Do this -> Report how many lines in the items below contain the string "menu", treating uppercase and lowercase as different. Reply with the number alone.
+++
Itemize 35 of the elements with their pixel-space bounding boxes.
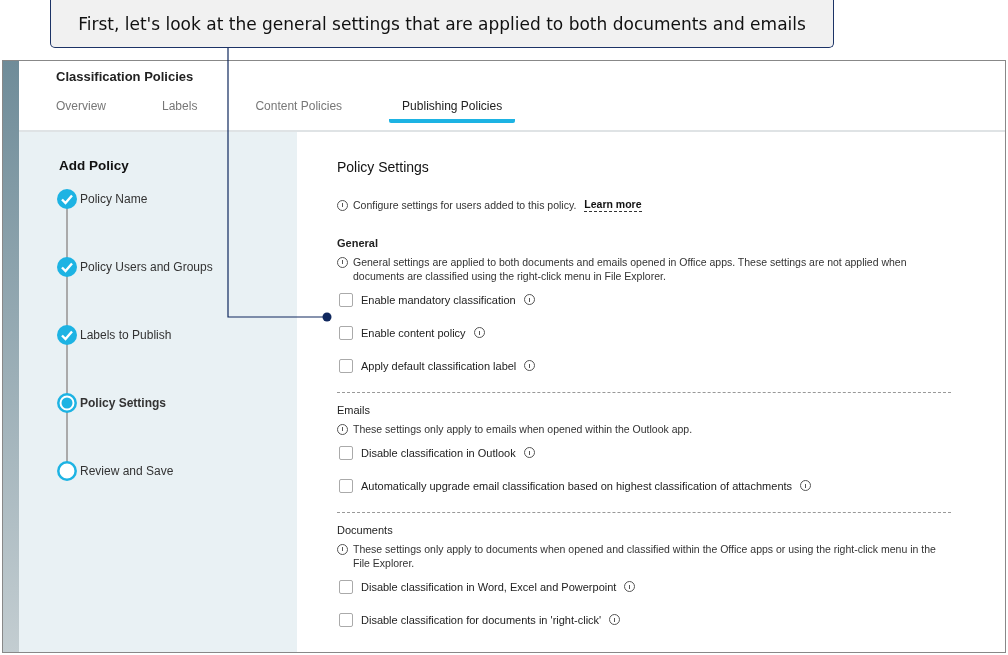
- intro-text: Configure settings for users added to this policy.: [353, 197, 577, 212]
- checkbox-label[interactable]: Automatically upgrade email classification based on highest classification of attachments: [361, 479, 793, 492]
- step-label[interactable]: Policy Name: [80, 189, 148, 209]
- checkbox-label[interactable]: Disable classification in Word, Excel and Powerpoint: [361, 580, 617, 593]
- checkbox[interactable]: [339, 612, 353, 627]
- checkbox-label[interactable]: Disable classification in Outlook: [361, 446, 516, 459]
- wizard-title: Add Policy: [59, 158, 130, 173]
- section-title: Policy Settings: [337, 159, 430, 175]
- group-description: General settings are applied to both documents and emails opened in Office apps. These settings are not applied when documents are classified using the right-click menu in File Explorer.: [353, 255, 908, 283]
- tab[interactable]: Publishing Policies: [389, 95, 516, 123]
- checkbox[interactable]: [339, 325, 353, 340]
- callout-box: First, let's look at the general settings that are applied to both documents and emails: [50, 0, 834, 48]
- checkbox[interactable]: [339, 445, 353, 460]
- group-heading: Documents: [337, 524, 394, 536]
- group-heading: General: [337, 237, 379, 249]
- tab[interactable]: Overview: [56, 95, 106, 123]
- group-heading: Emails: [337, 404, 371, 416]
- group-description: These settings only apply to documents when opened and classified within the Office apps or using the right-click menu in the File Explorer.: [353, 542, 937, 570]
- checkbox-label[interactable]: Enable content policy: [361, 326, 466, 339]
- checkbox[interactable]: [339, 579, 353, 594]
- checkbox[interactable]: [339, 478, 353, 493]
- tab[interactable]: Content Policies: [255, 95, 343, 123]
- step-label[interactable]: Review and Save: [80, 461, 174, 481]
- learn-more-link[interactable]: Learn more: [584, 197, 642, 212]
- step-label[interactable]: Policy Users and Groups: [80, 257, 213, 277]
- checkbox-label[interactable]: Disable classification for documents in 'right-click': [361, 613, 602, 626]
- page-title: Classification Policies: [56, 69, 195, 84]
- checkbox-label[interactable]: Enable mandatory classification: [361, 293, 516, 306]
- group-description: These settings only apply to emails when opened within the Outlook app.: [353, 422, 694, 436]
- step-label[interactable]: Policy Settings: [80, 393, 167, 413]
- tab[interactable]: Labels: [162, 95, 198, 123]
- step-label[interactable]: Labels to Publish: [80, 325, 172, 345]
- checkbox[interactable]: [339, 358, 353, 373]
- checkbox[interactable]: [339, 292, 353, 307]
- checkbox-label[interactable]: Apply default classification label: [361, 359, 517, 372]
+++
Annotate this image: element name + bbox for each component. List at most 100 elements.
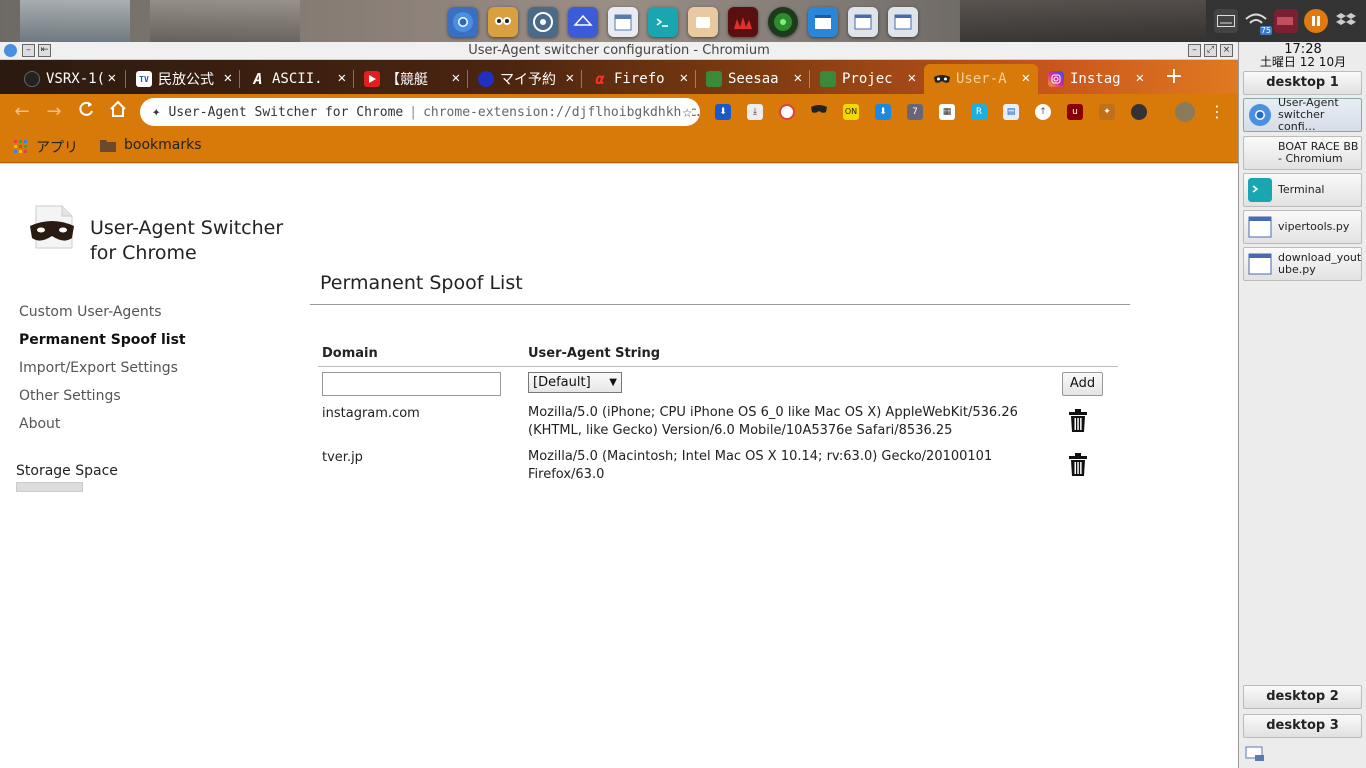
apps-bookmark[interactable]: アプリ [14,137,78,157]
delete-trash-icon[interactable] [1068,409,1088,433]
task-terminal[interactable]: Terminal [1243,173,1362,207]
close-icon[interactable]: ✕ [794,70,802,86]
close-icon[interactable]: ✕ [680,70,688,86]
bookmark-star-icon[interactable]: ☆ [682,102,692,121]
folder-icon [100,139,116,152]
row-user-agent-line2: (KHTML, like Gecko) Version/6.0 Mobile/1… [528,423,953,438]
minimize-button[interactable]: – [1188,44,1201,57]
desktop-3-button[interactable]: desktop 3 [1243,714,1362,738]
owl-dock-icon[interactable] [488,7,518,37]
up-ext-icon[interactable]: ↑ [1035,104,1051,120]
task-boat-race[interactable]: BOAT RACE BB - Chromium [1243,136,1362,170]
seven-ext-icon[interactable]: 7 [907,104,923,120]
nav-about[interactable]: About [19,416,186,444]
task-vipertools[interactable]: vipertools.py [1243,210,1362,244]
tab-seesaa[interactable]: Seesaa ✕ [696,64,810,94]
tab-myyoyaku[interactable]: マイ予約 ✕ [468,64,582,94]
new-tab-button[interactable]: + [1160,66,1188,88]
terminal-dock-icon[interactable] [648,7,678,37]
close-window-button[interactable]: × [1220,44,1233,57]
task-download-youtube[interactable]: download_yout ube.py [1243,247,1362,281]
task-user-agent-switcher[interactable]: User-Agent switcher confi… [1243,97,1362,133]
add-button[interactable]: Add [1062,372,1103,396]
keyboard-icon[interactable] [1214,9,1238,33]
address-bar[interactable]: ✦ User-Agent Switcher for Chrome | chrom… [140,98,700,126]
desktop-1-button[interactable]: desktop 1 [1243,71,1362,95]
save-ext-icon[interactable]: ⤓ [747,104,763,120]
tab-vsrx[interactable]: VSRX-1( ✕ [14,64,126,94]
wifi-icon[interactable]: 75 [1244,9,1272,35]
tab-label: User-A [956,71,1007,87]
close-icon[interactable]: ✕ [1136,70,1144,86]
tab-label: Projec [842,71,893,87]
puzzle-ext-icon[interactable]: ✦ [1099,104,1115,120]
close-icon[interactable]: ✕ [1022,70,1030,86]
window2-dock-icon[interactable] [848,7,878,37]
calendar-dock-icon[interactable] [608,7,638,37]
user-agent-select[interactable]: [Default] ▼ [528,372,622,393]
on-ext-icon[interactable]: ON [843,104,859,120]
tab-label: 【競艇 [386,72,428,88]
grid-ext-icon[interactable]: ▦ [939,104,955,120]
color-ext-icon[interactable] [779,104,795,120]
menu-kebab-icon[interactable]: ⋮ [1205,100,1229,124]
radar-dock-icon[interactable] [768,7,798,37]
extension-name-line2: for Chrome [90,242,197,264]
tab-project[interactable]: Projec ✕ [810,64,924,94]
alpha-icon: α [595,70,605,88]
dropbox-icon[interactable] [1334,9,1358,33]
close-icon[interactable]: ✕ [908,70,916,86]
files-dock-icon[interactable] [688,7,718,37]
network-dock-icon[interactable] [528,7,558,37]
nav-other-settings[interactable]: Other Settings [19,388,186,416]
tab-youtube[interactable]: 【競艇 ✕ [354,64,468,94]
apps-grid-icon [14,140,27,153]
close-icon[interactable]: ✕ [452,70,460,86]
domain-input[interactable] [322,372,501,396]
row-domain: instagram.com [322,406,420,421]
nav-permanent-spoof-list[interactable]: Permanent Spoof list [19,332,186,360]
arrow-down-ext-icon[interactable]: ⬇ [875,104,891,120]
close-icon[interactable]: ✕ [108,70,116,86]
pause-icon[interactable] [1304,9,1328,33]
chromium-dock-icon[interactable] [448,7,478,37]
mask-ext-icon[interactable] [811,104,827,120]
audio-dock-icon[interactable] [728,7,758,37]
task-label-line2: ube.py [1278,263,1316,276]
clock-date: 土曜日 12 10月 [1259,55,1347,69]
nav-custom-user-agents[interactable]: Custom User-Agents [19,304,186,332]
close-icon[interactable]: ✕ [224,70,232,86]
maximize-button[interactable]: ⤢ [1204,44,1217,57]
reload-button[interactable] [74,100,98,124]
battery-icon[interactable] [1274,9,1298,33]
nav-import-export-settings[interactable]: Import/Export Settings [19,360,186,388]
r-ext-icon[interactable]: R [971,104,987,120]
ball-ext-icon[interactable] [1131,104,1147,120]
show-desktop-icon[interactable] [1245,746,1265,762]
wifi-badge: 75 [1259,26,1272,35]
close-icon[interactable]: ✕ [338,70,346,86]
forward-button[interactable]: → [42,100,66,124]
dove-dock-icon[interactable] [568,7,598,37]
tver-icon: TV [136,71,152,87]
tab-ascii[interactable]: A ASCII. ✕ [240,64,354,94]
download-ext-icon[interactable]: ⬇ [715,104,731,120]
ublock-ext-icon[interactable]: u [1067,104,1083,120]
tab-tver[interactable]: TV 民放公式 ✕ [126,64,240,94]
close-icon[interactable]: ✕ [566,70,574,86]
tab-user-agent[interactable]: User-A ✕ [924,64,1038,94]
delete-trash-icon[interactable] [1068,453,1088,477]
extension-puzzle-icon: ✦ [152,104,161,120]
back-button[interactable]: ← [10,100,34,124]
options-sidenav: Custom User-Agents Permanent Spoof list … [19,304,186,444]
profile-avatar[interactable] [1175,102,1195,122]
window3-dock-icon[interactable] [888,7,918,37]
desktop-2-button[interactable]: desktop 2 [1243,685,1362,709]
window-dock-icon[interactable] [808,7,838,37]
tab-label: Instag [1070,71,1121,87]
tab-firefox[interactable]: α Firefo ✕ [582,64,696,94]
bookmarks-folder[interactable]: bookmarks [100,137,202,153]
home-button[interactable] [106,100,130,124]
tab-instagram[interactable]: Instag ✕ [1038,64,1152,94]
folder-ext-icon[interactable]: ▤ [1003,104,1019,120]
+++
Full response -> 3